---- SUPPLIED RECORDS
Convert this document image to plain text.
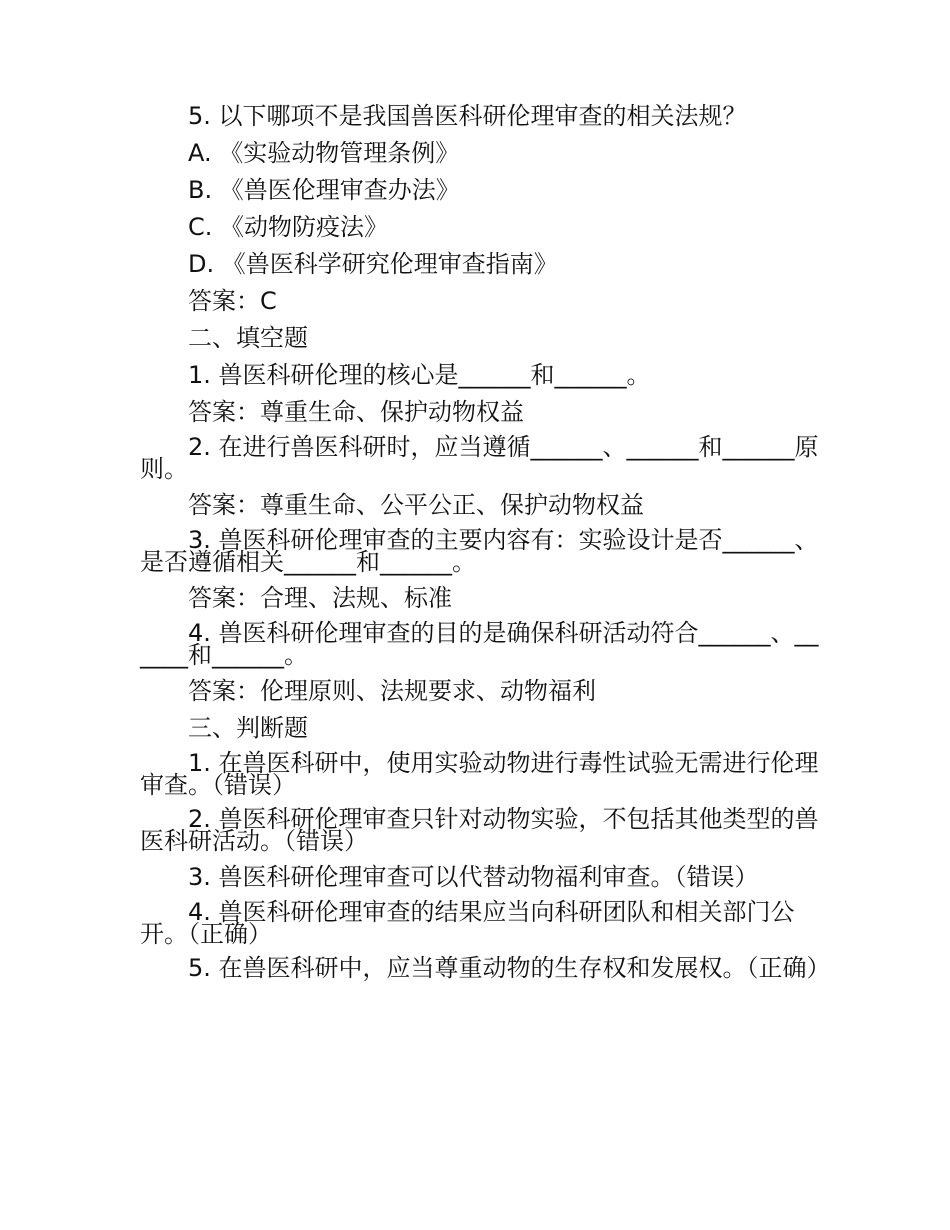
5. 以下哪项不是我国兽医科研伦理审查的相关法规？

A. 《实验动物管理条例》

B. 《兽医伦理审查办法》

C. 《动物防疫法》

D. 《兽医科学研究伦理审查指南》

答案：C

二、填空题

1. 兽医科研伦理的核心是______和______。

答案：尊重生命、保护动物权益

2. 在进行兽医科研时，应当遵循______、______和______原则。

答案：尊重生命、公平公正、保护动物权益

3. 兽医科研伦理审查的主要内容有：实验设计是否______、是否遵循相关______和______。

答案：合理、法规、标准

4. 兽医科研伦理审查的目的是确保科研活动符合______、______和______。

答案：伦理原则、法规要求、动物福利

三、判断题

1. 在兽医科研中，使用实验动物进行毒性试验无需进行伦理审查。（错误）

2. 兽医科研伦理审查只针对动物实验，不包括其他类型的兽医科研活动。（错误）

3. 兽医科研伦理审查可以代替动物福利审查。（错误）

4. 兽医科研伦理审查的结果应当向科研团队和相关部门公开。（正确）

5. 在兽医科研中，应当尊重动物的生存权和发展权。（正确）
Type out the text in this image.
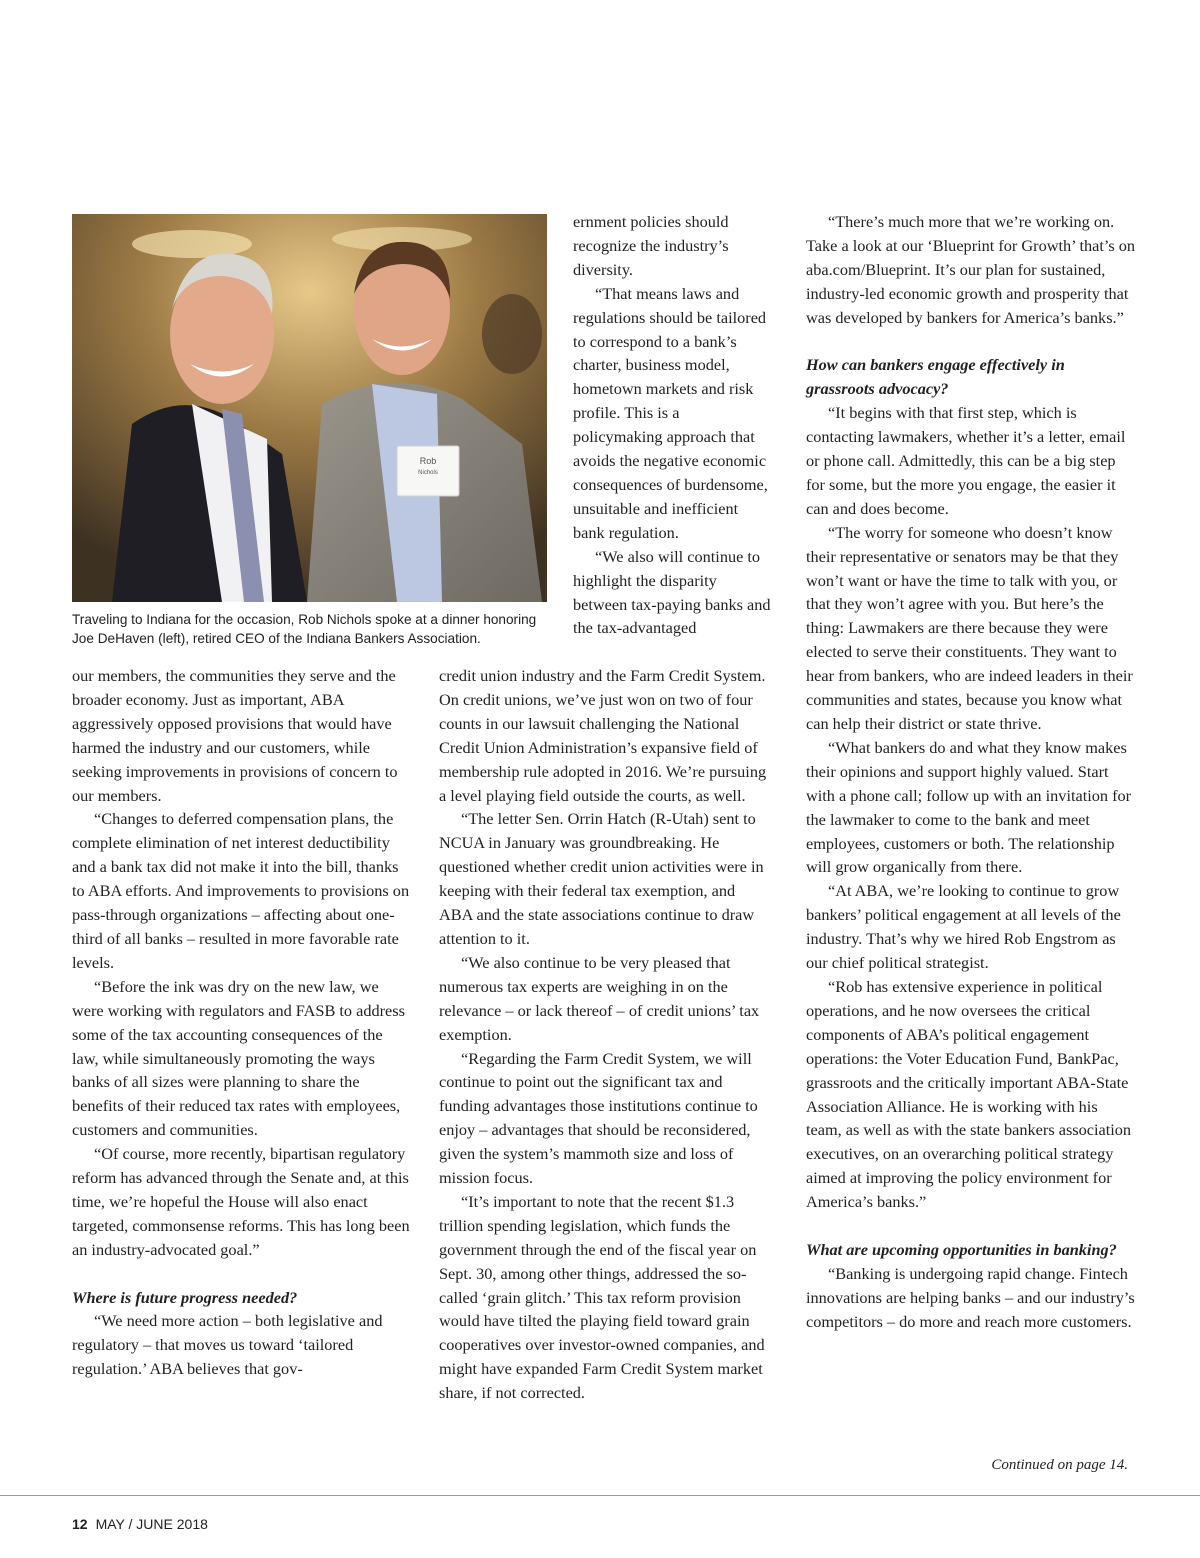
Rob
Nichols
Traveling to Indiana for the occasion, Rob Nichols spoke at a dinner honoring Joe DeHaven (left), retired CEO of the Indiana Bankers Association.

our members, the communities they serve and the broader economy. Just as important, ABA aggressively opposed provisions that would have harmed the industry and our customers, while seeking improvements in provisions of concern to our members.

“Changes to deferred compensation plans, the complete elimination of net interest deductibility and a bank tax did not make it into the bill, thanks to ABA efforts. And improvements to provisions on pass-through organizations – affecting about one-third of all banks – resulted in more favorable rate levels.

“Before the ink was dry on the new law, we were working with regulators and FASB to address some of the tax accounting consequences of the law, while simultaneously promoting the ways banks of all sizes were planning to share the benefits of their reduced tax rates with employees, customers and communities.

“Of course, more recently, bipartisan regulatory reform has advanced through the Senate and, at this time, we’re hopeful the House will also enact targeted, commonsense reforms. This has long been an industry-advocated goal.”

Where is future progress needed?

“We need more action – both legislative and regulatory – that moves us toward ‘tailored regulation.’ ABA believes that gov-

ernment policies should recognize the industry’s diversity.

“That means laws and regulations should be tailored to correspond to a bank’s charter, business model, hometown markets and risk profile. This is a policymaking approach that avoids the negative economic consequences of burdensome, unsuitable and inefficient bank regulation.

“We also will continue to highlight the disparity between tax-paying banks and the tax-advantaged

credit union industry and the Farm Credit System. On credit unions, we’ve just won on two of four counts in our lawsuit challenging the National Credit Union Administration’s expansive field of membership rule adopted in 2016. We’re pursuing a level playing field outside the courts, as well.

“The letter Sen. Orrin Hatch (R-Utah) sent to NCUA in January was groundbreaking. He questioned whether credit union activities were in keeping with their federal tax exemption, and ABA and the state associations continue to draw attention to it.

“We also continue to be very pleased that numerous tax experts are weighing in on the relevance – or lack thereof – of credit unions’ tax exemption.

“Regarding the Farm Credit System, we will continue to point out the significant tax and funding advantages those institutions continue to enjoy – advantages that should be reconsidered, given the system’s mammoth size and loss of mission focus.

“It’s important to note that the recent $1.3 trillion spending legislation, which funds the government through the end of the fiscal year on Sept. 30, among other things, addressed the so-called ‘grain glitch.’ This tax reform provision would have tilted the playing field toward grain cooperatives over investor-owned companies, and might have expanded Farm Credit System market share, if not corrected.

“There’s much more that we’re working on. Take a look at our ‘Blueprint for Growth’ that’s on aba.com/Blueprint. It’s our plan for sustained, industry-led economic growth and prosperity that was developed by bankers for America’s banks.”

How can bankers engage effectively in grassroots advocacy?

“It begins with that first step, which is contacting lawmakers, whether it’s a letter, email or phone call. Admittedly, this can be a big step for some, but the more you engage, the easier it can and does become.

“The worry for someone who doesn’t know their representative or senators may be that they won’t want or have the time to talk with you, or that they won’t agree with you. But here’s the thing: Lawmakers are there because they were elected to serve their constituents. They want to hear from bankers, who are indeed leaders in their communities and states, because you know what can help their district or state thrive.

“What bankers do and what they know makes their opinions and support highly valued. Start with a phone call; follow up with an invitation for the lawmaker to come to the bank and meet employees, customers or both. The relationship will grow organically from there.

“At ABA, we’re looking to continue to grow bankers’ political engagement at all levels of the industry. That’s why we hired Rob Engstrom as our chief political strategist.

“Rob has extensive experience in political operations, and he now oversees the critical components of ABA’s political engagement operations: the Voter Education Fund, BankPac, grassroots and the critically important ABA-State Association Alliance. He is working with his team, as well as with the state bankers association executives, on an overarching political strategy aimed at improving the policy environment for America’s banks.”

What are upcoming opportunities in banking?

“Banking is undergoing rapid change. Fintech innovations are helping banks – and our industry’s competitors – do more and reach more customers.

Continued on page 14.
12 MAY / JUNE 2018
--------
AIM: Nothing but the pictures may be dropped; output the records above exactly.

CORRECT ANSWER:
Convert this document image to plain text.
5. 以下哪项不是我国兽医科研伦理审查的相关法规？

A. 《实验动物管理条例》

B. 《兽医伦理审查办法》

C. 《动物防疫法》

D. 《兽医科学研究伦理审查指南》

答案：C

二、填空题

1. 兽医科研伦理的核心是______和______。

答案：尊重生命、保护动物权益

2. 在进行兽医科研时，应当遵循______、______和______原则。

答案：尊重生命、公平公正、保护动物权益

3. 兽医科研伦理审查的主要内容有：实验设计是否______、是否遵循相关______和______。

答案：合理、法规、标准

4. 兽医科研伦理审查的目的是确保科研活动符合______、______和______。

答案：伦理原则、法规要求、动物福利

三、判断题

1. 在兽医科研中，使用实验动物进行毒性试验无需进行伦理审查。（错误）

2. 兽医科研伦理审查只针对动物实验，不包括其他类型的兽医科研活动。（错误）

3. 兽医科研伦理审查可以代替动物福利审查。（错误）

4. 兽医科研伦理审查的结果应当向科研团队和相关部门公开。（正确）

5. 在兽医科研中，应当尊重动物的生存权和发展权。（正确）
Type out the text in this image.
Rob
Nichols
Traveling to Indiana for the occasion, Rob Nichols spoke at a dinner honoring Joe DeHaven (left), retired CEO of the Indiana Bankers Association.

our members, the communities they serve and the broader economy. Just as important, ABA aggressively opposed provisions that would have harmed the industry and our customers, while seeking improvements in provisions of concern to our members.

“Changes to deferred compensation plans, the complete elimination of net interest deductibility and a bank tax did not make it into the bill, thanks to ABA efforts. And improvements to provisions on pass-through organizations – affecting about one-third of all banks – resulted in more favorable rate levels.

“Before the ink was dry on the new law, we were working with regulators and FASB to address some of the tax accounting consequences of the law, while simultaneously promoting the ways banks of all sizes were planning to share the benefits of their reduced tax rates with employees, customers and communities.

“Of course, more recently, bipartisan regulatory reform has advanced through the Senate and, at this time, we’re hopeful the House will also enact targeted, commonsense reforms. This has long been an industry-advocated goal.”

Where is future progress needed?

“We need more action – both legislative and regulatory – that moves us toward ‘tailored regulation.’ ABA believes that gov-

ernment policies should recognize the industry’s diversity.

“That means laws and regulations should be tailored to correspond to a bank’s charter, business model, hometown markets and risk profile. This is a policymaking approach that avoids the negative economic consequences of burdensome, unsuitable and inefficient bank regulation.

“We also will continue to highlight the disparity between tax-paying banks and the tax-advantaged

credit union industry and the Farm Credit System. On credit unions, we’ve just won on two of four counts in our lawsuit challenging the National Credit Union Administration’s expansive field of membership rule adopted in 2016. We’re pursuing a level playing field outside the courts, as well.

“The letter Sen. Orrin Hatch (R-Utah) sent to NCUA in January was groundbreaking. He questioned whether credit union activities were in keeping with their federal tax exemption, and ABA and the state associations continue to draw attention to it.

“We also continue to be very pleased that numerous tax experts are weighing in on the relevance – or lack thereof – of credit unions’ tax exemption.

“Regarding the Farm Credit System, we will continue to point out the significant tax and funding advantages those institutions continue to enjoy – advantages that should be reconsidered, given the system’s mammoth size and loss of mission focus.

“It’s important to note that the recent $1.3 trillion spending legislation, which funds the government through the end of the fiscal year on Sept. 30, among other things, addressed the so-called ‘grain glitch.’ This tax reform provision would have tilted the playing field toward grain cooperatives over investor-owned companies, and might have expanded Farm Credit System market share, if not corrected.

“There’s much more that we’re working on. Take a look at our ‘Blueprint for Growth’ that’s on aba.com/Blueprint. It’s our plan for sustained, industry-led economic growth and prosperity that was developed by bankers for America’s banks.”

How can bankers engage effectively in grassroots advocacy?

“It begins with that first step, which is contacting lawmakers, whether it’s a letter, email or phone call. Admittedly, this can be a big step for some, but the more you engage, the easier it can and does become.

“The worry for someone who doesn’t know their representative or senators may be that they won’t want or have the time to talk with you, or that they won’t agree with you. But here’s the thing: Lawmakers are there because they were elected to serve their constituents. They want to hear from bankers, who are indeed leaders in their communities and states, because you know what can help their district or state thrive.

“What bankers do and what they know makes their opinions and support highly valued. Start with a phone call; follow up with an invitation for the lawmaker to come to the bank and meet employees, customers or both. The relationship will grow organically from there.

“At ABA, we’re looking to continue to grow bankers’ political engagement at all levels of the industry. That’s why we hired Rob Engstrom as our chief political strategist.

“Rob has extensive experience in political operations, and he now oversees the critical components of ABA’s political engagement operations: the Voter Education Fund, BankPac, grassroots and the critically important ABA-State Association Alliance. He is working with his team, as well as with the state bankers association executives, on an overarching political strategy aimed at improving the policy environment for America’s banks.”

What are upcoming opportunities in banking?

“Banking is undergoing rapid change. Fintech innovations are helping banks – and our industry’s competitors – do more and reach more customers.

Continued on page 14.
12 MAY / JUNE 2018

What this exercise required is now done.